:: DIRECTIONS FOR THIS TASK ::
Wherever the string "houses" appears in a line, extract that line.

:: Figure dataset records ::
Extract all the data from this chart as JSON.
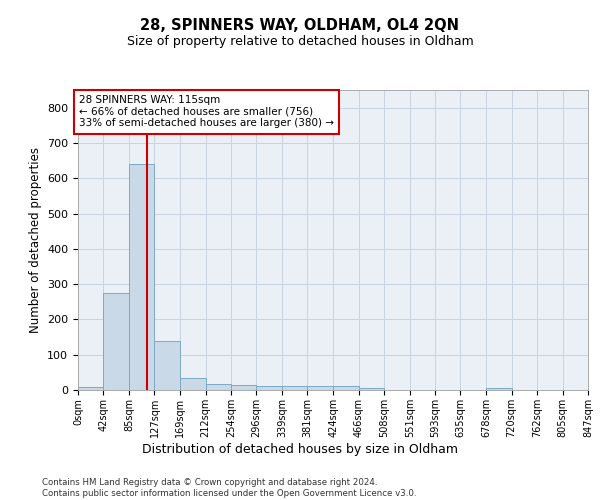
{
  "title1": "28, SPINNERS WAY, OLDHAM, OL4 2QN",
  "title2": "Size of property relative to detached houses in Oldham",
  "xlabel": "Distribution of detached houses by size in Oldham",
  "ylabel": "Number of detached properties",
  "footer": "Contains HM Land Registry data © Crown copyright and database right 2024.\nContains public sector information licensed under the Open Government Licence v3.0.",
  "bar_color": "#c9d9e8",
  "bar_edge_color": "#7aaac8",
  "grid_color": "#c8d4e0",
  "background_color": "#eaf0f6",
  "annotation_box_color": "#cc0000",
  "vline_color": "#cc0000",
  "vline_x": 115,
  "annotation_text": "28 SPINNERS WAY: 115sqm\n← 66% of detached houses are smaller (756)\n33% of semi-detached houses are larger (380) →",
  "bin_edges": [
    0,
    42,
    85,
    127,
    169,
    212,
    254,
    296,
    339,
    381,
    424,
    466,
    508,
    551,
    593,
    635,
    678,
    720,
    762,
    805,
    847
  ],
  "counts": [
    8,
    275,
    641,
    138,
    35,
    18,
    13,
    10,
    10,
    10,
    10,
    5,
    0,
    0,
    0,
    0,
    7,
    0,
    0,
    0
  ],
  "ylim": [
    0,
    850
  ],
  "yticks": [
    0,
    100,
    200,
    300,
    400,
    500,
    600,
    700,
    800
  ],
  "tick_labels": [
    "0sqm",
    "42sqm",
    "85sqm",
    "127sqm",
    "169sqm",
    "212sqm",
    "254sqm",
    "296sqm",
    "339sqm",
    "381sqm",
    "424sqm",
    "466sqm",
    "508sqm",
    "551sqm",
    "593sqm",
    "635sqm",
    "678sqm",
    "720sqm",
    "762sqm",
    "805sqm",
    "847sqm"
  ]
}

:: RESPONSE BELOW ::
  "title2": "Size of property relative to detached houses in Oldham",
  "xlabel": "Distribution of detached houses by size in Oldham",
  "annotation_text": "28 SPINNERS WAY: 115sqm\n← 66% of detached houses are smaller (756)\n33% of semi-detached houses are larger (380) →",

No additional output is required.